— Raw records —

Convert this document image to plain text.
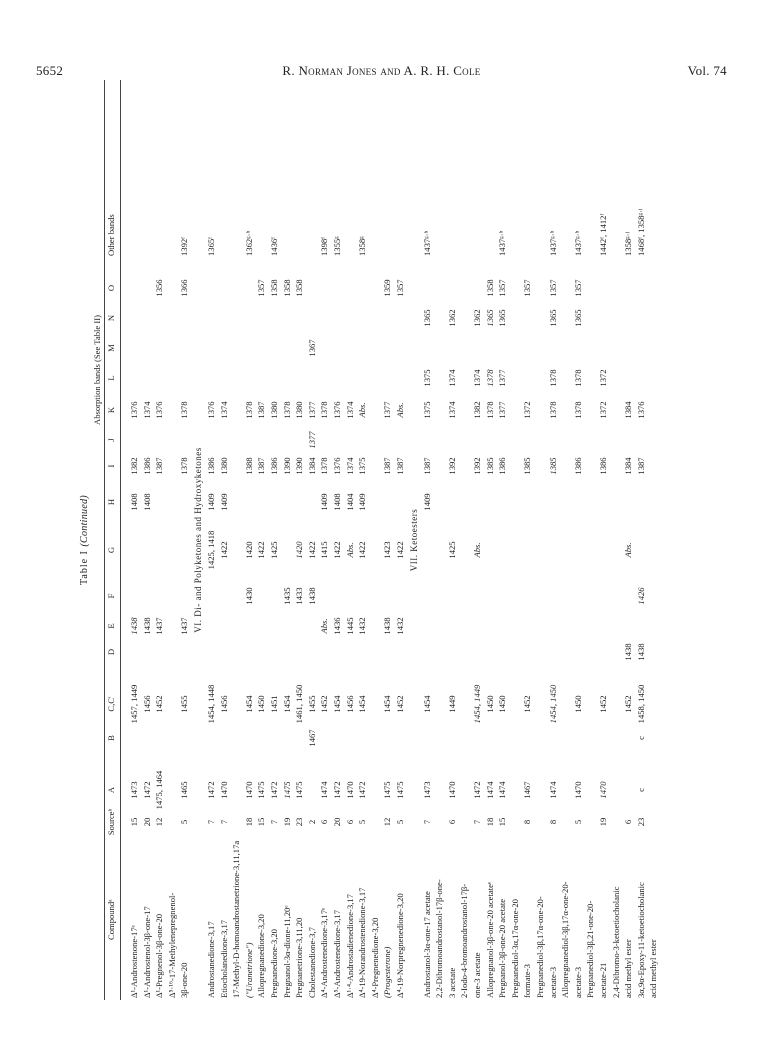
5652	R. Norman Jones and A. R. H. Cole	Vol. 74
Table I (Continued)
Absorption bands (See Table II)
Compoundᵃ
Sourceᵇ
A
B
C,C'
D
E
F
G
H
I
J
K
L
M
N
O
Other bands
Δ¹-Androstenone-17ᵉ
15
1473
1457, 1449
1438
1408
1382
1376
Δ¹-Androstenol-3β-one-17
20
1472
1456
1438
1408
1386
1374
Δ¹-Pregnenol-3β-one-20
12
1475, 1464
1452
1437
1387
1376
1356
Δ⁵·¹⁶-17-Methylenepregnenol- 3β-one-20
5
1465
1455
1437
1378
1378
1366
1392ᶠ
VI. Di- and Polyketones and Hydroxyketones
Androstanedione-3,17
7
1472
1454, 1448
1425, 1418
1409
1386
1376
1365ᶠ
Etiocholanedione-3,17
7
1470
1456
1422
1409
1380
1374
17-Methyl-D-homoandrostanetrione-3,11,17a ("Uranetrione")
18
1470
1454
1430
1420
1388
1378
1362ᵍ·ʰ
Allopregnanedione-3,20
15
1475
1450
1422
1387
1387
1357
Pregnanedione-3,20
7
1472
1451
1425
1386
1380
1358
1436ᶠ
Pregnanol-3α-dione-11,20ᵉ
19
1475
1454
1435
1390
1378
1358
Pregnanetrione-3,11,20
23
1475
1461, 1450
1433
1420
1390
1380
1358
Cholestanedione-3,7
2
1467
1455
1438
1422
1384
1377
1377
1367
Δ⁴-Androstenedione-3,17ᵉ
6
1474
1452
Abs.
1415
1409
1378
1378
1398ᶠ
Δ⁵-Androstenedione-3,17
20
1472
1454
1436
1422
1408
1376
1376
1355ᵍ
Δ¹·⁴-Androstadienedione-3,17
6
1470
1456
1445
Abs.
1404
1374
1374
Δ⁴-19-Norandrostenedione-3,17
5
1472
1454
1432
1422
1409
1375
Abs.
1358ᵍ
Δ⁴-Pregnenedione-3,20 (Progesterone)
12
1475
1454
1438
1423
1387
1377
1359
Δ⁴-19-Norpregnenedione-3,20
5
1475
1452
1432
1422
1387
Abs.
1357
VII. Ketoesters
Androstanol-3α-one-17 acetate
7
1473
1454
1409
1387
1375
1375
1365
1437ᵍ·ʰ
2,2-Dibromoandrostanol-17β-one- 3 acetate
6
1470
1449
1425
1392
1374
1374
1362
2-Iodo-4-bromoandrostanol-17β- one-3 acetate
7
1472
1454, 1449
Abs.
1392
1382
1374
1362
Allopregnanol-3β-one-20 acetateᵉ
18
1474
1450
1385
1378
1378
1365
1358
Pregnanol-3β-one-20 acetate
15
1474
1450
1386
1377
1377
1365
1357
1437ᵍ·ʰ
Pregnanediol-3α,17α-one-20 formate-3
8
1467
1452
1385
1372
1357
Pregnanediol-3β,17α-one-20- acetate-3
8
1474
1454, 1450
1385
1378
1378
1365
1357
1437ᵍ·ʰ
Allopregnanediol-3β,17α-one-20- acetate-3
5
1470
1450
1386
1378
1378
1365
1357
1437ᵍ·ʰ
Pregnanediol-3β,21-one-20- acetate-21
19
1470
1452
1386
1372
1372
1442ᶠ, 1412ᶠ
2,4-Dibromo-3-ketoetiocholanic acid methyl ester
6
1452
1438
Abs.
1384
1384
1358ᵍ·ʲ
3α,9α-Epoxy-11-ketoetiocholanic
23
c
c
1458, 1450
1438
1426
1387
1376
1468ᶠ, 1358ᵍ·ʲ
acid methyl ester
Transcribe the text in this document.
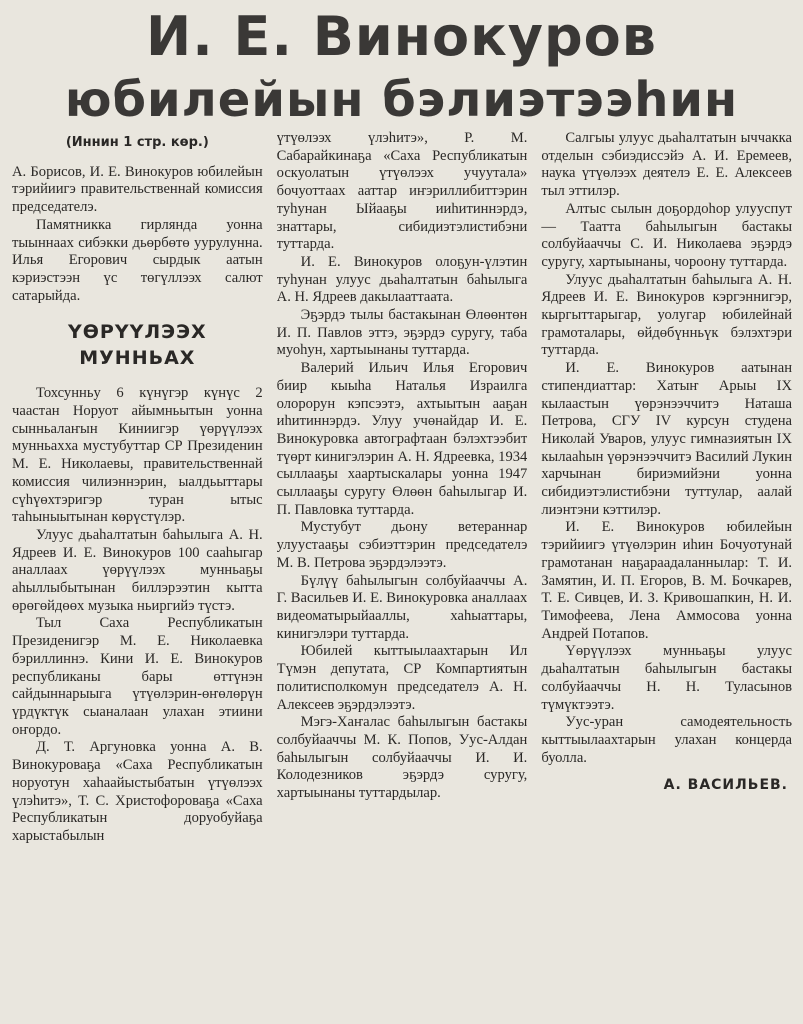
И. Е. Винокуров
юбилейын бэлиэтээһин
(Иннин 1 стр. көр.)

А. Борисов, И. Е. Винокуров юбилейын тэрийиигэ правительственнай комиссия председателэ.

Памятникка гирлянда уонна тыыннаах сибэкки дьөрбөтө уурулунна. Илья Егорович сырдык аатын кэриэстээн үс төгүллээх салют сатарыйда.

ҮӨРҮҮЛЭЭХ МУННЬАХ

Тохсунньу 6 күнүгэр күнүс 2 чаастан Норуот айымньытын уонна сынньалаҥын Киниигэр үөрүүлээх мунньахха мустубуттар СР Президенин М. Е. Николаевы, правительственнай комиссия чилиэннэрин, ыалдьыттары сүһүөхтэригэр туран ытыс таһыныытынан көрүстүлэр.

Улуус дьаһалтатын баһылыга А. Н. Ядреев И. Е. Винокуров 100 сааһыгар аналлаах үөрүүлээх мунньаҕы аһыллыбытынан биллэрээтин кытта өрөгөйдөөх музыка ньиргийэ түстэ.

Тыл Саха Республикатын Президенигэр М. Е. Николаевка бэриллиннэ. Кини И. Е. Винокуров республиканы бары өттүнэн сайдыннарыыга үтүөлэрин-өҥөлөрүн үрдүктүк сыаналаан улахан этиини оҥордо.

Д. Т. Аргуновка уонна А. В. Винокуроваҕа «Саха Республикатын норуотун хаһаайыстыбатын үтүөлээх үлэһитэ», Т. С. Христофороваҕа «Саха Республикатын доруобуйаҕа харыстабылын

үтүөлээх үлэһитэ», Р. М. Сабарайкинаҕа «Саха Республикатын оскуолатын үтүөлээх учуутала» бочуоттаах ааттар иҥэриллибиттэрин туһунан Ыйааҕы ииһитиннэрдэ, знаттары, сибидиэтэлистибэни туттарда.

И. Е. Винокуров олоҕун-үлэтин туһунан улуус дьаһалтатын баһылыга А. Н. Ядреев дакылааттаата.

Эҕэрдэ тылы бастакынан Өлөөнтөн И. П. Павлов эттэ, эҕэрдэ суругу, таба муоһун, хартыынаны туттарда.

Валерий Ильич Илья Егорович биир кыыһа Наталья Израилга олорорун кэпсээтэ, ахтыытын ааҕан иһитиннэрдэ. Улуу учөнайдар И. Е. Винокуровка автографтаан бэлэхтээбит түөрт кинигэлэрин А. Н. Ядреевка, 1934 сыллааҕы хаартыскалары уонна 1947 сыллааҕы суругу Өлөөн баһылыгар И. П. Павловка туттарда.

Мустубут дьону ветераннар улуустааҕы сэбиэттэрин председателэ М. В. Петрова эҕэрдэлээтэ.

Бүлүү баһылыгын солбуйааччы А. Г. Васильев И. Е. Винокуровка аналлаах видеоматырыйааллы, хаһыаттары, кинигэлэри туттарда.

Юбилей кыттыылаахтарын Ил Түмэн депутата, СР Компартиятын политисполкомун председателэ А. Н. Алексеев эҕэрдэлээтэ.

Мэгэ-Хаҥалас баһылыгын бастакы солбуйааччы М. К. Попов, Уус-Алдан баһылыгын солбуйааччы И. И. Колодезников эҕэрдэ суругу, хартыынаны туттардылар.

Салгыы улуус дьаһалтатын ыччакка отделын сэбиэдиссэйэ А. И. Еремеев, наука үтүөлээх деятелэ Е. Е. Алексеев тыл эттилэр.

Алтыс сылын доҕордоһор улууспут — Таатта баһылыгын бастакы солбуйааччы С. И. Николаева эҕэрдэ суругу, хартыынаны, чороону туттарда.

Улуус дьаһалтатын баһылыга А. Н. Ядреев И. Е. Винокуров кэргэннигэр, кыргыттарыгар, уолугар юбилейнай грамоталары, өйдөбүнньүк бэлэхтэри туттарда.

И. Е. Винокуров аатынан стипендиаттар: Хатыҥ Арыы IX кылаастын үөрэнээччитэ Наташа Петрова, СГУ IV курсун студена Николай Уваров, улуус гимназиятын IX кылааһын үөрэнээччитэ Василий Лукин харчынан бириэмийэни уонна сибидиэтэлистибэни туттулар, аалай лиэнтэни кэттилэр.

И. Е. Винокуров юбилейын тэрийиигэ үтүөлэрин иһин Бочуотунай грамотанан наҕараадаланнылар: Т. И. Замятин, И. П. Егоров, В. М. Бочкарев, Т. Е. Сивцев, И. З. Кривошапкин, Н. И. Тимофеева, Лена Аммосова уонна Андрей Потапов.

Үөрүүлээх мунньаҕы улуус дьаһалтатын баһылыгын бастакы солбуйааччы Н. Н. Туласынов түмүктээтэ.

Уус-уран самодеятельность кыттыылаахтарын улахан концерда буолла.

А. ВАСИЛЬЕВ.
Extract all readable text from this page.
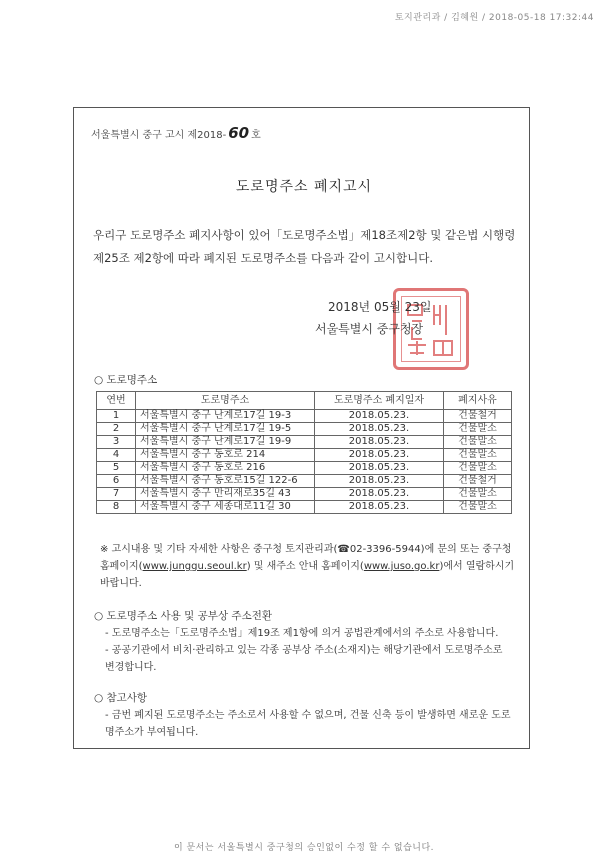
토지관리과 / 김혜원 / 2018-05-18 17:32:44
서울특별시 중구 고시 제2018- 60 호
도로명주소 폐지고시
우리구 도로명주소 폐지사항이 있어「도로명주소법」제18조제2항 및 같은법 시행령 제25조 제2항에 따라 폐지된 도로명주소를 다음과 같이 고시합니다.
2018년 05월 23일
서울특별시 중구청장
○ 도로명주소
연번	도로명주소	도로명주소 폐지일자	폐지사유
1	서울특별시 중구 난계로17길 19-3	2018.05.23.	건물철거
2	서울특별시 중구 난계로17길 19-5	2018.05.23.	건물말소
3	서울특별시 중구 난계로17길 19-9	2018.05.23.	건물말소
4	서울특별시 중구 동호로 214	2018.05.23.	건물말소
5	서울특별시 중구 동호로 216	2018.05.23.	건물말소
6	서울특별시 중구 동호로15길 122-6	2018.05.23.	건물철거
7	서울특별시 중구 만리재로35길 43	2018.05.23.	건물말소
8	서울특별시 중구 세종대로11길 30	2018.05.23.	건물말소
※ 고시내용 및 기타 자세한 사항은 중구청 토지관리과(☎02-3396-5944)에 문의 또는 중구청 홈페이지(www.junggu.seoul.kr) 및 새주소 안내 홈페이지(www.juso.go.kr)에서 열람하시기 바랍니다.
○ 도로명주소 사용 및 공부상 주소전환
- 도로명주소는「도로명주소법」제19조 제1항에 의거 공법관계에서의 주소로 사용합니다.
- 공공기관에서 비치·관리하고 있는 각종 공부상 주소(소재지)는 해당기관에서 도로명주소로 변경합니다.
○ 참고사항
- 금번 폐지된 도로명주소는 주소로서 사용할 수 없으며, 건물 신축 등이 발생하면 새로운 도로명주소가 부여됩니다.
이 문서는 서울특별시 중구청의 승인없이 수정 할 수 없습니다.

— Task details —
In how many lines does the word "Егорович" appear? Respond with the number alone.

— Full solution —
2